## SET TASK
Repeat each line of the material below exactly as it appears, minus any pictures.

## LISTED ENTRIES
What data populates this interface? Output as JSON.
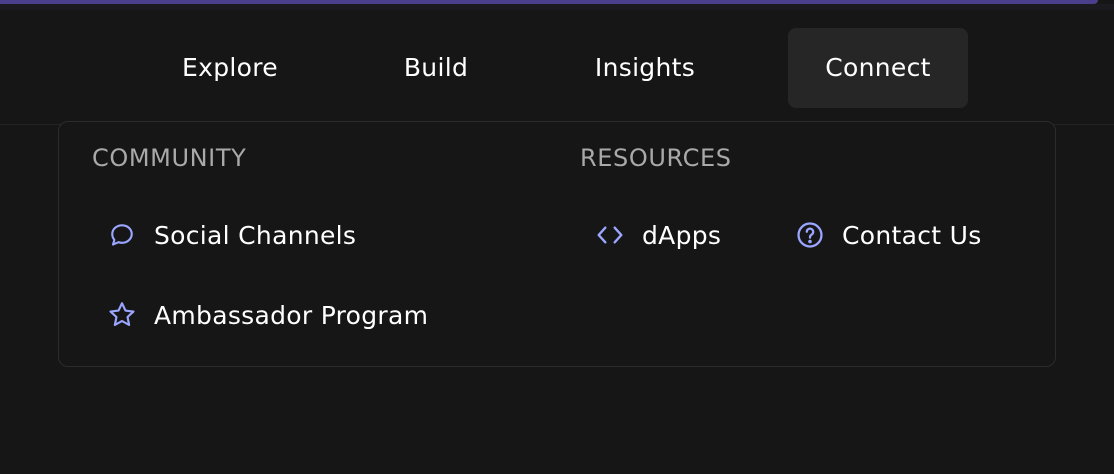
{
  "nav": {
    "items": [
      {
        "label": "Explore"
      },
      {
        "label": "Build"
      },
      {
        "label": "Insights"
      },
      {
        "label": "Connect"
      }
    ],
    "active": "Connect"
  },
  "dropdown": {
    "community": {
      "title": "COMMUNITY",
      "items": [
        {
          "label": "Social Channels",
          "icon": "chat-bubble-icon"
        },
        {
          "label": "Ambassador Program",
          "icon": "star-icon"
        }
      ]
    },
    "resources": {
      "title": "RESOURCES",
      "items": [
        {
          "label": "dApps",
          "icon": "code-icon"
        },
        {
          "label": "Contact Us",
          "icon": "question-circle-icon"
        }
      ]
    }
  },
  "colors": {
    "background": "#161616",
    "active_tab": "#262626",
    "icon_accent": "#9aa6ff",
    "section_title": "#a9a9a9",
    "top_accent": "#4a3f8c"
  }
}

## TASK ANSWER
What data populates this interface? Output as JSON.
{
  "nav": {
    "items": [
      {
        "label": "Explore"
      },
      {
        "label": "Build"
      },
      {
        "label": "Insights"
      },
      {
        "label": "Connect"
      }
    ],
    "active": "Connect"
  },
  "dropdown": {
    "community": {
      "title": "COMMUNITY",
      "items": [
        {
          "label": "Social Channels",
          "icon": "chat-bubble-icon"
        },
        {
          "label": "Ambassador Program",
          "icon": "star-icon"
        }
      ]
    },
    "resources": {
      "title": "RESOURCES",
      "items": [
        {
          "label": "dApps",
          "icon": "code-icon"
        },
        {
          "label": "Contact Us",
          "icon": "question-circle-icon"
        }
      ]
    }
  },
  "colors": {
    "background": "#161616",
    "active_tab": "#262626",
    "icon_accent": "#9aa6ff",
    "section_title": "#a9a9a9",
    "top_accent": "#4a3f8c"
  }
}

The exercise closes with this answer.